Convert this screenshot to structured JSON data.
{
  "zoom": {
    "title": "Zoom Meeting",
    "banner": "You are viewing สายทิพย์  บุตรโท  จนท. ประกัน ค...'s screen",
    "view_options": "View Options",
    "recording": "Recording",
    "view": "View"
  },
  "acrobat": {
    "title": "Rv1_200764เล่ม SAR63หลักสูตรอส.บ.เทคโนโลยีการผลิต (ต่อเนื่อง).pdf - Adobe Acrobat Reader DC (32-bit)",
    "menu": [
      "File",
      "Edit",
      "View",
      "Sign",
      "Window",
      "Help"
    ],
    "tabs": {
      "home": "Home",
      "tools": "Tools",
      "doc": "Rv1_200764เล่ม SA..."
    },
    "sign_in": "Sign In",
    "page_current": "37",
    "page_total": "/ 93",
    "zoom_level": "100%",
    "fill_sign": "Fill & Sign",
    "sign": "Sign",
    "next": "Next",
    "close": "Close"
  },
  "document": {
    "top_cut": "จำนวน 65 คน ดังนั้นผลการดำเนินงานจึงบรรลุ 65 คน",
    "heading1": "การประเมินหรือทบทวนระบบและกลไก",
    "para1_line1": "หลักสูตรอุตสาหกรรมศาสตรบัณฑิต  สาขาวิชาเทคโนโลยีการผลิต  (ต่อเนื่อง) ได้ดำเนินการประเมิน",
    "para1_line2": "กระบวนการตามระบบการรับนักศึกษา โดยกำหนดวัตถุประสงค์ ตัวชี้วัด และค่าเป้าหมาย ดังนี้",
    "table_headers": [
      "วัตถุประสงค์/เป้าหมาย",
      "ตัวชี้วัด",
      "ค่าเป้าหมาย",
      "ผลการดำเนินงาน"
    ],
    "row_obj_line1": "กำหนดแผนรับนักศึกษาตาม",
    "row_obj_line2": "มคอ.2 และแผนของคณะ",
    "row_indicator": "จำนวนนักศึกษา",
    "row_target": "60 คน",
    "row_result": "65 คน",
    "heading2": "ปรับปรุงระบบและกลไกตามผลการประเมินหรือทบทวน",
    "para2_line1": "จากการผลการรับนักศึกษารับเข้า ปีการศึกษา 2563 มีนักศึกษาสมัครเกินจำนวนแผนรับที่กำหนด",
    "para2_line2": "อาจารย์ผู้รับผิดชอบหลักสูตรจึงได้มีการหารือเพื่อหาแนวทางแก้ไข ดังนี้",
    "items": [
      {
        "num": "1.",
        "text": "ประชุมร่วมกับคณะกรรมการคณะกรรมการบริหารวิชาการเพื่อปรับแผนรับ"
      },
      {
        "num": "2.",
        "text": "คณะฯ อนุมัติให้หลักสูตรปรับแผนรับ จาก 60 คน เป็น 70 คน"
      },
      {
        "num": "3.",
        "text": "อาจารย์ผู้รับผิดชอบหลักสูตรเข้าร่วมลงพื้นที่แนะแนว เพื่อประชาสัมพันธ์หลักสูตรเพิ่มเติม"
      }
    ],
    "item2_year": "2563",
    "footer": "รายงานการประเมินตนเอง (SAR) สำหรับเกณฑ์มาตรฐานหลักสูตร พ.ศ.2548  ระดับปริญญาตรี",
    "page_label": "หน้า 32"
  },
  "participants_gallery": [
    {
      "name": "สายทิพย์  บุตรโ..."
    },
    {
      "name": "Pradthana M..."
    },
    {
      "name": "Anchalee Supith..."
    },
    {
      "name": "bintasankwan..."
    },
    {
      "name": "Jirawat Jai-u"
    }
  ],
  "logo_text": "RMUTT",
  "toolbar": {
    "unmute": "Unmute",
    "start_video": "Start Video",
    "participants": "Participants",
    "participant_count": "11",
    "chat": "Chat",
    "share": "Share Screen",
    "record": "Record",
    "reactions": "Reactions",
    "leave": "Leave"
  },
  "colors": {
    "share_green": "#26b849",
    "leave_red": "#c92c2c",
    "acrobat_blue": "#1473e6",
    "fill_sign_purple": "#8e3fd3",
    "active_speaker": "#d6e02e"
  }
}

◆ Challenge:
For the material, find the number of lines holding the word "name" and give that figure and nothing more.

◆ Response for this exercise:
5